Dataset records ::
## Begin
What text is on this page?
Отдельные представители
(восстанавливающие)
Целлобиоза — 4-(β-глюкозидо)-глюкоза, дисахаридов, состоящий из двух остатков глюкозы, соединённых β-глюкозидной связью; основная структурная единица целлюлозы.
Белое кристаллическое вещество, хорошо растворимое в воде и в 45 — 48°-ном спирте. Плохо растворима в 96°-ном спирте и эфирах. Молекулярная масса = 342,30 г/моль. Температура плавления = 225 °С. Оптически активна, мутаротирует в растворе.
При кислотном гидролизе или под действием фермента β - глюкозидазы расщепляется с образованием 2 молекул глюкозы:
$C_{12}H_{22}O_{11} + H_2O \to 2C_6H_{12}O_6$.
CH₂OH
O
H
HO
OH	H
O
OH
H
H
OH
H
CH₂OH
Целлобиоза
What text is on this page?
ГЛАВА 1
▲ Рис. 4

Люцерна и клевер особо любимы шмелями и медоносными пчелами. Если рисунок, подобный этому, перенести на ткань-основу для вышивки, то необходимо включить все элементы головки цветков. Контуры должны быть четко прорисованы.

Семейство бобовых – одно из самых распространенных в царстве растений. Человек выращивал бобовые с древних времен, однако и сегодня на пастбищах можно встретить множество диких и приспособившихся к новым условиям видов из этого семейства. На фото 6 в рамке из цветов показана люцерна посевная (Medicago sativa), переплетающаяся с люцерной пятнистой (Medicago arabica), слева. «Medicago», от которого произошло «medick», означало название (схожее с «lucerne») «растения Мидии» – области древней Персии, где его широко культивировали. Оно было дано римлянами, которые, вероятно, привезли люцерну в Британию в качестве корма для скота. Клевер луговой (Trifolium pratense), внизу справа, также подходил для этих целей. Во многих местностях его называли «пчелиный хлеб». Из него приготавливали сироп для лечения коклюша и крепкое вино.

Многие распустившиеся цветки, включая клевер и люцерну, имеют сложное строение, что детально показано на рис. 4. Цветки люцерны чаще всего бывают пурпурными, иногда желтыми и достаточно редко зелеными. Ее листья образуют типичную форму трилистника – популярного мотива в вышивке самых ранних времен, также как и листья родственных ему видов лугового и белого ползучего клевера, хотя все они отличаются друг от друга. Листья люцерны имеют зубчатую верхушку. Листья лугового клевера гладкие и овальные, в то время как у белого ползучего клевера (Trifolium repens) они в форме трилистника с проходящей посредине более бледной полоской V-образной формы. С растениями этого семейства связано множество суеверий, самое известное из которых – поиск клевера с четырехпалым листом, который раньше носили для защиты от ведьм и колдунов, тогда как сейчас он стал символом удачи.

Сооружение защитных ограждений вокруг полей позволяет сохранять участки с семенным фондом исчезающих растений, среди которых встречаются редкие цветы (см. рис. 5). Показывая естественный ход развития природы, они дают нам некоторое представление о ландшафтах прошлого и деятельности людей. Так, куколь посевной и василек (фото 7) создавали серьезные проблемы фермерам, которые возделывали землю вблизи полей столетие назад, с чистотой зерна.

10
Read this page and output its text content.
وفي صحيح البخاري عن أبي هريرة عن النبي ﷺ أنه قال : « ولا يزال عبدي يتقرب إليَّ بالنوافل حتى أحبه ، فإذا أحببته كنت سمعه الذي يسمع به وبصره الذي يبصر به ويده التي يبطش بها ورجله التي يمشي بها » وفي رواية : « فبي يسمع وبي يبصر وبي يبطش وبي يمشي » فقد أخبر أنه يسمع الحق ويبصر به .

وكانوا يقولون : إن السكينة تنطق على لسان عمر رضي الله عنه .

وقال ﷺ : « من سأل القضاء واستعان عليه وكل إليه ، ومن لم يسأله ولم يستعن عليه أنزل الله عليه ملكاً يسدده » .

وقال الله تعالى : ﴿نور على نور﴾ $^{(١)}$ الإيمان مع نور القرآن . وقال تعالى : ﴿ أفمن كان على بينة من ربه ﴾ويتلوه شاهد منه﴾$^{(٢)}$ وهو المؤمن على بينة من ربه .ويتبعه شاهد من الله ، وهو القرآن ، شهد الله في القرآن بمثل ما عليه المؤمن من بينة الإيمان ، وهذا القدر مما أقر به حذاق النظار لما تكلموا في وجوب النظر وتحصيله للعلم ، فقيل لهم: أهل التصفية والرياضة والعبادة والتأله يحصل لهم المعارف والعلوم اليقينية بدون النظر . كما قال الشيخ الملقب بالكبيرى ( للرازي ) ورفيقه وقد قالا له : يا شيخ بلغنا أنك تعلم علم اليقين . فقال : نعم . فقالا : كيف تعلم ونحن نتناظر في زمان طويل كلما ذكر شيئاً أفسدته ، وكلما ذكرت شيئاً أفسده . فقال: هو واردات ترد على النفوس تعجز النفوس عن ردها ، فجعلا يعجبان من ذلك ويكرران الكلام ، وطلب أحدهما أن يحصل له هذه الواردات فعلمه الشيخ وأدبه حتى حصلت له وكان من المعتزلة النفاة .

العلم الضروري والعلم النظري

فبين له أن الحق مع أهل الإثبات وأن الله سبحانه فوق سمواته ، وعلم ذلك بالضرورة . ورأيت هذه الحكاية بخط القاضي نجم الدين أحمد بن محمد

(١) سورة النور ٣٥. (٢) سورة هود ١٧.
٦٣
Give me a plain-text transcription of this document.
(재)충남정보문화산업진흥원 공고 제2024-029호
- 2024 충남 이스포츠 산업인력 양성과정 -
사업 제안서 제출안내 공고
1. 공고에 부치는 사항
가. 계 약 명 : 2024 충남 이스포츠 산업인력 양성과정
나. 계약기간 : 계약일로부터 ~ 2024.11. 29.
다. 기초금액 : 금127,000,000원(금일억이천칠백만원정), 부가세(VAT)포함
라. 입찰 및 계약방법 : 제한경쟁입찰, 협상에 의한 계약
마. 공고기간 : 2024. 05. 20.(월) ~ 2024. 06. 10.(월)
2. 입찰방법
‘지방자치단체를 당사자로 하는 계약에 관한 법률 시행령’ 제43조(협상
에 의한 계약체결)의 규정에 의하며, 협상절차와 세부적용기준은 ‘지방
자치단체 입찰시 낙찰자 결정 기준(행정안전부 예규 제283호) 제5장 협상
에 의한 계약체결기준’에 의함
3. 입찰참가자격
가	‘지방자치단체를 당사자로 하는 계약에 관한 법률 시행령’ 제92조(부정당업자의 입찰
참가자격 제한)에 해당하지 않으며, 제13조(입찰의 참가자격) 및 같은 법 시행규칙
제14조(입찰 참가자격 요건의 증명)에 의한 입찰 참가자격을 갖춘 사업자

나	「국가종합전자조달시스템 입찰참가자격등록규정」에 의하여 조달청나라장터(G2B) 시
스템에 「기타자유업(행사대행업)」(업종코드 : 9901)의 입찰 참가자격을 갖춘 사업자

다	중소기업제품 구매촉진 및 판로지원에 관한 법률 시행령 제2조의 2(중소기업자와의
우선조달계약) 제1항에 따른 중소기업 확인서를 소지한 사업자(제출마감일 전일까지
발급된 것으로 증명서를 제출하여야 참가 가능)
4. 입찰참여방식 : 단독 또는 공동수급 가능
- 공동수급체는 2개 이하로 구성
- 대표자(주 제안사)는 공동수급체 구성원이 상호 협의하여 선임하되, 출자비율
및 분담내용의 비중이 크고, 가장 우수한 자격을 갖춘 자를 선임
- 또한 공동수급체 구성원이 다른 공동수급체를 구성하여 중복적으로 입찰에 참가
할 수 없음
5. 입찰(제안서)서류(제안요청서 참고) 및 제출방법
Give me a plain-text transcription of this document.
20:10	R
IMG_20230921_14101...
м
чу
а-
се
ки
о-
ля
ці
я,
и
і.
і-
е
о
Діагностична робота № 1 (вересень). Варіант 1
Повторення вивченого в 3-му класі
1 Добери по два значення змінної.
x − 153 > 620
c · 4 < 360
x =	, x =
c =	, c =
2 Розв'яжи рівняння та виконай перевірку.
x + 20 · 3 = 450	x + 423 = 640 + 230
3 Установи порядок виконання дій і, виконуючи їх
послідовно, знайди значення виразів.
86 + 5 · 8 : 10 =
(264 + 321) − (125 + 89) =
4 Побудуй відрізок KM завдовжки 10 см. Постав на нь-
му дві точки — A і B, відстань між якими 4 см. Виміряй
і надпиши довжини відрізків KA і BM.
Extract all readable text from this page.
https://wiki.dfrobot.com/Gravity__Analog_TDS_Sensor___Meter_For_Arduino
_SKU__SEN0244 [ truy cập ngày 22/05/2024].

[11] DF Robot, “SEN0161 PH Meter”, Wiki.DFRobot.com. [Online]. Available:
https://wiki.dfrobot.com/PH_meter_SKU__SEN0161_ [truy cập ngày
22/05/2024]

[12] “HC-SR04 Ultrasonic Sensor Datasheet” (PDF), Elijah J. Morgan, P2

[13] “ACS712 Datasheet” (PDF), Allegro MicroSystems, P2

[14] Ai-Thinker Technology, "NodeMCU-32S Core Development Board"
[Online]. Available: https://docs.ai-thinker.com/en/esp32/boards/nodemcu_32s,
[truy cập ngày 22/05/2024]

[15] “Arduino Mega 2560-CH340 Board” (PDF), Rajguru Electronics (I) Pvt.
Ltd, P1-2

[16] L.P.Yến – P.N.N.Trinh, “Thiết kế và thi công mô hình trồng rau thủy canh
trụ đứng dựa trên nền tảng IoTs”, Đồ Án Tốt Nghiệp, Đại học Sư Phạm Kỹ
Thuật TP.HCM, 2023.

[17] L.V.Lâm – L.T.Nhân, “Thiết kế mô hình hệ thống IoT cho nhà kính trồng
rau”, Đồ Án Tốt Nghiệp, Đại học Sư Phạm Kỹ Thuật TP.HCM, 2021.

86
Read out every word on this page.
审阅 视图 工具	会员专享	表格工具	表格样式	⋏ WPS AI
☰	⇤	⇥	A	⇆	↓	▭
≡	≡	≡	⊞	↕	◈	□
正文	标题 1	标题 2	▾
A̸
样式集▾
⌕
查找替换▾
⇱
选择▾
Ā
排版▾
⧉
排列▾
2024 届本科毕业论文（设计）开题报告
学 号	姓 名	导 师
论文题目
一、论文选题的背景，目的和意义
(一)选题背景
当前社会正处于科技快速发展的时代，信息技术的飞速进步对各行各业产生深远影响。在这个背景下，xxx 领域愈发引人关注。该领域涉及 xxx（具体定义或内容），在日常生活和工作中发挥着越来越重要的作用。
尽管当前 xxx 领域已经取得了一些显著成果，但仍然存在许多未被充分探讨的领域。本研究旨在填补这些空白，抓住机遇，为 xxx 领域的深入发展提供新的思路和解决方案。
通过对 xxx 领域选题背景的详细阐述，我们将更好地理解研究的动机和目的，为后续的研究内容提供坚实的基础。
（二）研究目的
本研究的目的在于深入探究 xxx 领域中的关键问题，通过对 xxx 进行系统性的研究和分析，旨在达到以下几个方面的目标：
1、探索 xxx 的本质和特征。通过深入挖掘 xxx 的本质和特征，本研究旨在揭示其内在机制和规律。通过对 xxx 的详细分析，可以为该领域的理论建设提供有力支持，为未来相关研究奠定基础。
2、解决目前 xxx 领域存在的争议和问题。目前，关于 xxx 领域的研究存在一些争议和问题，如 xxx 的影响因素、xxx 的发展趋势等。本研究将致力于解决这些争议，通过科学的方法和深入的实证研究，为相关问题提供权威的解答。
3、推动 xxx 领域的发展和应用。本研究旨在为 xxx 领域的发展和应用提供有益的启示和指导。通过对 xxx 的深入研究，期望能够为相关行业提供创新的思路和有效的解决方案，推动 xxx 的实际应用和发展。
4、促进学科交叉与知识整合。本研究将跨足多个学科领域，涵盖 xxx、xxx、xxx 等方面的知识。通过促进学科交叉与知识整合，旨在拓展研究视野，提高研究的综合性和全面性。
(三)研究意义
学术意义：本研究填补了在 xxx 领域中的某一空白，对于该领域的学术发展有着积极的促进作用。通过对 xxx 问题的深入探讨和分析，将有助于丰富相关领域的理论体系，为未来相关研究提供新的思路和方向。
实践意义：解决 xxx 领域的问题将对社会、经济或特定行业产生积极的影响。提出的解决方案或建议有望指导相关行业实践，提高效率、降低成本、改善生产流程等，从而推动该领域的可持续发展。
## End
Find each line in the records holding the string "Nghiệp" and show it.

Completed task ::
trụ đứng dựa trên nền tảng IoTs”, Đồ Án Tốt Nghiệp, Đại học Sư Phạm Kỹ
rau”, Đồ Án Tốt Nghiệp, Đại học Sư Phạm Kỹ Thuật TP.HCM, 2021.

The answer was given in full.